### Source material:
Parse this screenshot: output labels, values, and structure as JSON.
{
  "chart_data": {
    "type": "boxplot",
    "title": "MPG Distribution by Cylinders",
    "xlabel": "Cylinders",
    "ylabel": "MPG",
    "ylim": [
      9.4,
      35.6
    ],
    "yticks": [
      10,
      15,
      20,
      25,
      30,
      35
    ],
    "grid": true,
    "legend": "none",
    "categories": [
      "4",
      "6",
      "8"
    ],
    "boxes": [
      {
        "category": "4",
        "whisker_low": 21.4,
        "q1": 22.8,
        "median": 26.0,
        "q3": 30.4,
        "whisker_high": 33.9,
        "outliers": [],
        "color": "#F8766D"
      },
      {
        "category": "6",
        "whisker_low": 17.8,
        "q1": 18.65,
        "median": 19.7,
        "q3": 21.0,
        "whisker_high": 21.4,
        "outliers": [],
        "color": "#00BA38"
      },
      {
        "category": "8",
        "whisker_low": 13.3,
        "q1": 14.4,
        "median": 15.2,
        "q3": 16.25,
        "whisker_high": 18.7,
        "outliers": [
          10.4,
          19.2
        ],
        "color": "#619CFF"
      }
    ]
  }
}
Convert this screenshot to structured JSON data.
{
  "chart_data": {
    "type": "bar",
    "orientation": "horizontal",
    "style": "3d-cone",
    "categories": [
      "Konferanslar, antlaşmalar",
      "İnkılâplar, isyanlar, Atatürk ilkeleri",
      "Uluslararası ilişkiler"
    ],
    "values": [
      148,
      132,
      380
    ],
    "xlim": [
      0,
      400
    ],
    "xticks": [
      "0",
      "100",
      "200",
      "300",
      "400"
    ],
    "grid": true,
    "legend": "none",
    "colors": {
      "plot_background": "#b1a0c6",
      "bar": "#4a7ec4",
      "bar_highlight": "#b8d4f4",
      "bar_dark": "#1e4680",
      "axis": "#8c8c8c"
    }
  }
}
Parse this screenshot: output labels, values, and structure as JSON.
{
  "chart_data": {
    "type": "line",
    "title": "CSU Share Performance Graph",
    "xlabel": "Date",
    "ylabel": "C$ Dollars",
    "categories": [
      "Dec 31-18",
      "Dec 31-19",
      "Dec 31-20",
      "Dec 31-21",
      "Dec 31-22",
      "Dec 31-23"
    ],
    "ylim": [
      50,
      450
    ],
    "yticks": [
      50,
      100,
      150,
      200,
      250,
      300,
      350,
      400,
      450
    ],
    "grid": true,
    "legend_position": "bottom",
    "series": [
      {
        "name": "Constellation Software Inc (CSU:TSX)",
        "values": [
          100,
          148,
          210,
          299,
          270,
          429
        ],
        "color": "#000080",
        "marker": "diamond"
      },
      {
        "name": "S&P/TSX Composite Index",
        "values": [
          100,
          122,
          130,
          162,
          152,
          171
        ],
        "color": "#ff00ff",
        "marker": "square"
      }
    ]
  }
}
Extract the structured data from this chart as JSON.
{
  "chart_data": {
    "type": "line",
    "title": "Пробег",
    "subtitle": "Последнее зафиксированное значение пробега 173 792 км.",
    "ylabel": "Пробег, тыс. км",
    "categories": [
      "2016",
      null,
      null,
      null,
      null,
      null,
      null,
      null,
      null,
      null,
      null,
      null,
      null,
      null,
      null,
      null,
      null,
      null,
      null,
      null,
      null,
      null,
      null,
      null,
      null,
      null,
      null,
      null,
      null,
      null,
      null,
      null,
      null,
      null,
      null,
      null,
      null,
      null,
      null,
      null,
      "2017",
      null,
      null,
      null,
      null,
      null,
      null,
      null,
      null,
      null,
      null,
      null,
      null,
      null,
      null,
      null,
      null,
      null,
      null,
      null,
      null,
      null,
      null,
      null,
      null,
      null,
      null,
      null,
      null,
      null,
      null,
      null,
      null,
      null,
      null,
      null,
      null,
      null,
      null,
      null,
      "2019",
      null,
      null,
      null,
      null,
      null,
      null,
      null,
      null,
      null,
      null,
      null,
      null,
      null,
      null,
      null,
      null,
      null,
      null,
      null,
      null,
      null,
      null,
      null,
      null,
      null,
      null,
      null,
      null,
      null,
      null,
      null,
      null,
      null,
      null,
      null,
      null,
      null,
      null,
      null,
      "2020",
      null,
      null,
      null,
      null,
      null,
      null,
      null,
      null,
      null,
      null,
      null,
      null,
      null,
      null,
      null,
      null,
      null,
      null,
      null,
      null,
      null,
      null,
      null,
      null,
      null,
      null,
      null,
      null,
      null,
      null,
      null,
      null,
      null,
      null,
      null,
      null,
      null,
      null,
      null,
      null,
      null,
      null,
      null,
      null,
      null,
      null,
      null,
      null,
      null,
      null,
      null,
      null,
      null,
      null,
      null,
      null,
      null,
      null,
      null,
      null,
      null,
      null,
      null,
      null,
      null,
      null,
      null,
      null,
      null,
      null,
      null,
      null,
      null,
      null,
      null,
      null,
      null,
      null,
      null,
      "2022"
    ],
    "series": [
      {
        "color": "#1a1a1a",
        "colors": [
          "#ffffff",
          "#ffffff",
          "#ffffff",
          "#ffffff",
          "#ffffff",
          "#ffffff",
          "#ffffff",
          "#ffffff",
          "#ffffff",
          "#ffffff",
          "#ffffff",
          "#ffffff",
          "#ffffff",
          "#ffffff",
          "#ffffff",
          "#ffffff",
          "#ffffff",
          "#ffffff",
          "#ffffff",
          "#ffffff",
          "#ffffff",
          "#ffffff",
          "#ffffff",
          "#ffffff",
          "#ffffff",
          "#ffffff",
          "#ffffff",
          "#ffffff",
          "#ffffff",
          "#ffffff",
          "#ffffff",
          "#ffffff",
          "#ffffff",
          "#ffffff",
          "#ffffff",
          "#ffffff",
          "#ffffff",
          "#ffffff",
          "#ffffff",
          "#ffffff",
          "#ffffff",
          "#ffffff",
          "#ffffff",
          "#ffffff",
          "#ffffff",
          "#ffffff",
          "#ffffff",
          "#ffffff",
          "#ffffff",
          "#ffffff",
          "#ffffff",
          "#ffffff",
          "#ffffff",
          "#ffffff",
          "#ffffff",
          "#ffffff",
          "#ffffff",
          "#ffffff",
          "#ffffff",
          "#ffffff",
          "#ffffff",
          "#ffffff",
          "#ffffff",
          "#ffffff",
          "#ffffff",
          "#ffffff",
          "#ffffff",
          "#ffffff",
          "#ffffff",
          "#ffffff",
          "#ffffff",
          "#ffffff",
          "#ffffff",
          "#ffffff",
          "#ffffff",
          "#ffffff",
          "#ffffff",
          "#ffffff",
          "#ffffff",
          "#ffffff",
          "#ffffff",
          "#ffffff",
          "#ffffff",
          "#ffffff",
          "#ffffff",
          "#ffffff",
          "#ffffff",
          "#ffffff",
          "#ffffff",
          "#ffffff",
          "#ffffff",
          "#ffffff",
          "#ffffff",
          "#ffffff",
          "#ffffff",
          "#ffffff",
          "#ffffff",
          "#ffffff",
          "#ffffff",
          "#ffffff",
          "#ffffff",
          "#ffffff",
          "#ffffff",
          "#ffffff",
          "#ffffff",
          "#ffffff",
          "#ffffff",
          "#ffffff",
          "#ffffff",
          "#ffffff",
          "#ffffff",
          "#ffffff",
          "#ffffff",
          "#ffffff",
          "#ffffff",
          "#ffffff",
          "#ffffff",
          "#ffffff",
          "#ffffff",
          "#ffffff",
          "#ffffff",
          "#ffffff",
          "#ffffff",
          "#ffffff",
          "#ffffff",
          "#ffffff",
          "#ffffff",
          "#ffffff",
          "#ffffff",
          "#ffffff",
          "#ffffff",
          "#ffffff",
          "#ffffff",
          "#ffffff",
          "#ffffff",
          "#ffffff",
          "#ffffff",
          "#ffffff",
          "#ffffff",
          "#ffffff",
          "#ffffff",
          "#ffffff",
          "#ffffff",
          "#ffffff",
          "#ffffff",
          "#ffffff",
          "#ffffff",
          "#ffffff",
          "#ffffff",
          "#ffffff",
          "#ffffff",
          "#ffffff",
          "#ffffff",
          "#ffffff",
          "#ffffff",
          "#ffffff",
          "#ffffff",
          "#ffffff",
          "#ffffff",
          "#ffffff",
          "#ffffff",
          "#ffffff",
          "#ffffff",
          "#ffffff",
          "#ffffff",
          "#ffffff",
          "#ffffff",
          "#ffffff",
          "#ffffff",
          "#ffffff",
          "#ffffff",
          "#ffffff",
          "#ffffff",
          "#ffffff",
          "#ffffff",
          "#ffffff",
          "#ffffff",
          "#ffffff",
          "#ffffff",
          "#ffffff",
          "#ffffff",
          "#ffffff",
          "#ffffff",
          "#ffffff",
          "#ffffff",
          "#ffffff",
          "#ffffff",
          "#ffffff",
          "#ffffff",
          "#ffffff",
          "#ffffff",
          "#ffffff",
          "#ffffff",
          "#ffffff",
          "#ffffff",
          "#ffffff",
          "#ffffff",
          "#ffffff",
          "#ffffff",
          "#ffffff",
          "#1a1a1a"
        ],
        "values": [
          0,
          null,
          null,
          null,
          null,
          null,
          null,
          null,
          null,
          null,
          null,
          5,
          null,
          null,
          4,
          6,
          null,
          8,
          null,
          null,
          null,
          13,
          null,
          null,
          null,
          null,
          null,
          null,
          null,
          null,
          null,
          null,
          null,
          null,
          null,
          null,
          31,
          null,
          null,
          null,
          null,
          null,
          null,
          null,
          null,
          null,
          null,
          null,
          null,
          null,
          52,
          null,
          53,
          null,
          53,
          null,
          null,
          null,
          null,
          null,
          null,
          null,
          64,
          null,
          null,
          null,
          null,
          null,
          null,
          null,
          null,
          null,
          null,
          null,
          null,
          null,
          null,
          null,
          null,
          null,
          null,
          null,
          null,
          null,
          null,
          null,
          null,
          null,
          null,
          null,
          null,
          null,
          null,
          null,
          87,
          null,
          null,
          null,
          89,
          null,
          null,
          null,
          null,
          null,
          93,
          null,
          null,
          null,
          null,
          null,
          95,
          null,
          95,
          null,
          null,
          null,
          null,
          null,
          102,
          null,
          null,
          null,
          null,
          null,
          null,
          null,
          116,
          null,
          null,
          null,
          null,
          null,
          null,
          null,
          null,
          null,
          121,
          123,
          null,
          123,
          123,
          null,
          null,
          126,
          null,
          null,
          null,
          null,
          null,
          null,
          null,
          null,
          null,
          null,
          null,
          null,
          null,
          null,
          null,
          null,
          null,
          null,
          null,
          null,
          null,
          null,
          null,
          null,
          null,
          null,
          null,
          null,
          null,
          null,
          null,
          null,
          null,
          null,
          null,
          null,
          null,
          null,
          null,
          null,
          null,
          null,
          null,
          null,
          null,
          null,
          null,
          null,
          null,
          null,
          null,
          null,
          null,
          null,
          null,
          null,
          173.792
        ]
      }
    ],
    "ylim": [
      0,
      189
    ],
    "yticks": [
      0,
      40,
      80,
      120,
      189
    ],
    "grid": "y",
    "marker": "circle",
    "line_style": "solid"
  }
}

### Stated exercise:
Which lines include "JSON"? Copy each of them out.

### Full solution:
Parse this screenshot: output labels, values, and structure as JSON.
Convert this screenshot to structured JSON data.
Parse this screenshot: output labels, values, and structure as JSON.
Extract the structured data from this chart as JSON.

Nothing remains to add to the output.